**PROBLEM DETAILS:** Return the full listing exactly as it is written.

**DATA SHOWN:**
++++++++++
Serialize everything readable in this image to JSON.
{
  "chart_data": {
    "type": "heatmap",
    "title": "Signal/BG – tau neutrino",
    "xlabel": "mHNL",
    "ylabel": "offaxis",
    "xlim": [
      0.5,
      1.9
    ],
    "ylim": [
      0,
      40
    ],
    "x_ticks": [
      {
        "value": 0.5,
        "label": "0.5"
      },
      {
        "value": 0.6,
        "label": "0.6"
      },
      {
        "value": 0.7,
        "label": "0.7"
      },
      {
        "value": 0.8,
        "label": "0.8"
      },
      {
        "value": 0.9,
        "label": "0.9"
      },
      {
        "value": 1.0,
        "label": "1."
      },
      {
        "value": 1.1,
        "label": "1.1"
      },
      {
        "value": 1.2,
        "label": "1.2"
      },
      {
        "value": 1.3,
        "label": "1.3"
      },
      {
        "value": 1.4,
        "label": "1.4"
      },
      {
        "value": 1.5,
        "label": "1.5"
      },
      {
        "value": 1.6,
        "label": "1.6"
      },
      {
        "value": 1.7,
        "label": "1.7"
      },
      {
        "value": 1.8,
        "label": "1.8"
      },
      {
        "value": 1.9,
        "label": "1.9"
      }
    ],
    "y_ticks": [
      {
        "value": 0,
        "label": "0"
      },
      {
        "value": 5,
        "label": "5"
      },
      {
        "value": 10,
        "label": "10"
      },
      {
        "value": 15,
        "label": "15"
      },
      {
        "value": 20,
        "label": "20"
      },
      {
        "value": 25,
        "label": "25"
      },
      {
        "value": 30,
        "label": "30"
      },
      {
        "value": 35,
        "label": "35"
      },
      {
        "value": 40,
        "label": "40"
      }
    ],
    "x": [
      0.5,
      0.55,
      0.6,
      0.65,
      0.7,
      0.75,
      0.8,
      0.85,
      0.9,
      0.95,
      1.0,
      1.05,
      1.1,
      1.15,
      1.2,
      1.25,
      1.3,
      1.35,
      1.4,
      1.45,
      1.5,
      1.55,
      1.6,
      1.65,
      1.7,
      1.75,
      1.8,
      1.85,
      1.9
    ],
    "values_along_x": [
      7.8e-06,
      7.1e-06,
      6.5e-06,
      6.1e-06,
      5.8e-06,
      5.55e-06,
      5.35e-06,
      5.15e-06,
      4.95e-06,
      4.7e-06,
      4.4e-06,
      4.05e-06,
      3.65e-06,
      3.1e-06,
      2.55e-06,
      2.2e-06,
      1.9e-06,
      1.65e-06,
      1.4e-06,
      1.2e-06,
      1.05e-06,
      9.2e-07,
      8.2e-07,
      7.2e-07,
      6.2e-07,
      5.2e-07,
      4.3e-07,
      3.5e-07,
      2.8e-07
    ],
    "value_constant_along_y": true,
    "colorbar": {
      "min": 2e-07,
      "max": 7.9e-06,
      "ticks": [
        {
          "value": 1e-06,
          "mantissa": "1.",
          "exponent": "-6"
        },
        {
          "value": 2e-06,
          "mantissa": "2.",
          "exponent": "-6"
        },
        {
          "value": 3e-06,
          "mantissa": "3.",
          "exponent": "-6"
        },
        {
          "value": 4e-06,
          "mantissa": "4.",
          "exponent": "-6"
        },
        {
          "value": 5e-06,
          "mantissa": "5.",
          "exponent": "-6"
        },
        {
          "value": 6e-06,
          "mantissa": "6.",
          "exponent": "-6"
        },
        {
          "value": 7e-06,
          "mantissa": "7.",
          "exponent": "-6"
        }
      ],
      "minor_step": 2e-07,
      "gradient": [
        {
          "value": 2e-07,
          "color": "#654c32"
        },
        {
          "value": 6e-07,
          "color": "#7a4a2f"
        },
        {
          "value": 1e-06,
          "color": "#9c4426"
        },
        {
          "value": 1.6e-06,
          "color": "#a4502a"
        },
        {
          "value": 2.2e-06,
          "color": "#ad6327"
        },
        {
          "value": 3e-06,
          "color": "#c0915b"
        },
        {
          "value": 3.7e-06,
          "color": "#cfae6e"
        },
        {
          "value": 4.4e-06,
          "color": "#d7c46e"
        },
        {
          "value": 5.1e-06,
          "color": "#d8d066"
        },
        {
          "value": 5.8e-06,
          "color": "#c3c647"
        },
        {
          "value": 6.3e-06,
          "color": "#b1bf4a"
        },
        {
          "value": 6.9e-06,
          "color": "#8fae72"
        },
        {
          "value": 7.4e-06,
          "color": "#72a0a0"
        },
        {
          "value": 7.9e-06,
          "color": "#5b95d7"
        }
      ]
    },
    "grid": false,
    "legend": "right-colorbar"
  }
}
++++++++++
**RESPONSE TO THIS EXERCISE:**
Serialize everything readable in this image to JSON.
{
  "chart_data": {
    "type": "heatmap",
    "title": "Signal/BG – tau neutrino",
    "xlabel": "mHNL",
    "ylabel": "offaxis",
    "xlim": [
      0.5,
      1.9
    ],
    "ylim": [
      0,
      40
    ],
    "x_ticks": [
      {
        "value": 0.5,
        "label": "0.5"
      },
      {
        "value": 0.6,
        "label": "0.6"
      },
      {
        "value": 0.7,
        "label": "0.7"
      },
      {
        "value": 0.8,
        "label": "0.8"
      },
      {
        "value": 0.9,
        "label": "0.9"
      },
      {
        "value": 1.0,
        "label": "1."
      },
      {
        "value": 1.1,
        "label": "1.1"
      },
      {
        "value": 1.2,
        "label": "1.2"
      },
      {
        "value": 1.3,
        "label": "1.3"
      },
      {
        "value": 1.4,
        "label": "1.4"
      },
      {
        "value": 1.5,
        "label": "1.5"
      },
      {
        "value": 1.6,
        "label": "1.6"
      },
      {
        "value": 1.7,
        "label": "1.7"
      },
      {
        "value": 1.8,
        "label": "1.8"
      },
      {
        "value": 1.9,
        "label": "1.9"
      }
    ],
    "y_ticks": [
      {
        "value": 0,
        "label": "0"
      },
      {
        "value": 5,
        "label": "5"
      },
      {
        "value": 10,
        "label": "10"
      },
      {
        "value": 15,
        "label": "15"
      },
      {
        "value": 20,
        "label": "20"
      },
      {
        "value": 25,
        "label": "25"
      },
      {
        "value": 30,
        "label": "30"
      },
      {
        "value": 35,
        "label": "35"
      },
      {
        "value": 40,
        "label": "40"
      }
    ],
    "x": [
      0.5,
      0.55,
      0.6,
      0.65,
      0.7,
      0.75,
      0.8,
      0.85,
      0.9,
      0.95,
      1.0,
      1.05,
      1.1,
      1.15,
      1.2,
      1.25,
      1.3,
      1.35,
      1.4,
      1.45,
      1.5,
      1.55,
      1.6,
      1.65,
      1.7,
      1.75,
      1.8,
      1.85,
      1.9
    ],
    "values_along_x": [
      7.8e-06,
      7.1e-06,
      6.5e-06,
      6.1e-06,
      5.8e-06,
      5.55e-06,
      5.35e-06,
      5.15e-06,
      4.95e-06,
      4.7e-06,
      4.4e-06,
      4.05e-06,
      3.65e-06,
      3.1e-06,
      2.55e-06,
      2.2e-06,
      1.9e-06,
      1.65e-06,
      1.4e-06,
      1.2e-06,
      1.05e-06,
      9.2e-07,
      8.2e-07,
      7.2e-07,
      6.2e-07,
      5.2e-07,
      4.3e-07,
      3.5e-07,
      2.8e-07
    ],
    "value_constant_along_y": true,
    "colorbar": {
      "min": 2e-07,
      "max": 7.9e-06,
      "ticks": [
        {
          "value": 1e-06,
          "mantissa": "1.",
          "exponent": "-6"
        },
        {
          "value": 2e-06,
          "mantissa": "2.",
          "exponent": "-6"
        },
        {
          "value": 3e-06,
          "mantissa": "3.",
          "exponent": "-6"
        },
        {
          "value": 4e-06,
          "mantissa": "4.",
          "exponent": "-6"
        },
        {
          "value": 5e-06,
          "mantissa": "5.",
          "exponent": "-6"
        },
        {
          "value": 6e-06,
          "mantissa": "6.",
          "exponent": "-6"
        },
        {
          "value": 7e-06,
          "mantissa": "7.",
          "exponent": "-6"
        }
      ],
      "minor_step": 2e-07,
      "gradient": [
        {
          "value": 2e-07,
          "color": "#654c32"
        },
        {
          "value": 6e-07,
          "color": "#7a4a2f"
        },
        {
          "value": 1e-06,
          "color": "#9c4426"
        },
        {
          "value": 1.6e-06,
          "color": "#a4502a"
        },
        {
          "value": 2.2e-06,
          "color": "#ad6327"
        },
        {
          "value": 3e-06,
          "color": "#c0915b"
        },
        {
          "value": 3.7e-06,
          "color": "#cfae6e"
        },
        {
          "value": 4.4e-06,
          "color": "#d7c46e"
        },
        {
          "value": 5.1e-06,
          "color": "#d8d066"
        },
        {
          "value": 5.8e-06,
          "color": "#c3c647"
        },
        {
          "value": 6.3e-06,
          "color": "#b1bf4a"
        },
        {
          "value": 6.9e-06,
          "color": "#8fae72"
        },
        {
          "value": 7.4e-06,
          "color": "#72a0a0"
        },
        {
          "value": 7.9e-06,
          "color": "#5b95d7"
        }
      ]
    },
    "grid": false,
    "legend": "right-colorbar"
  }
}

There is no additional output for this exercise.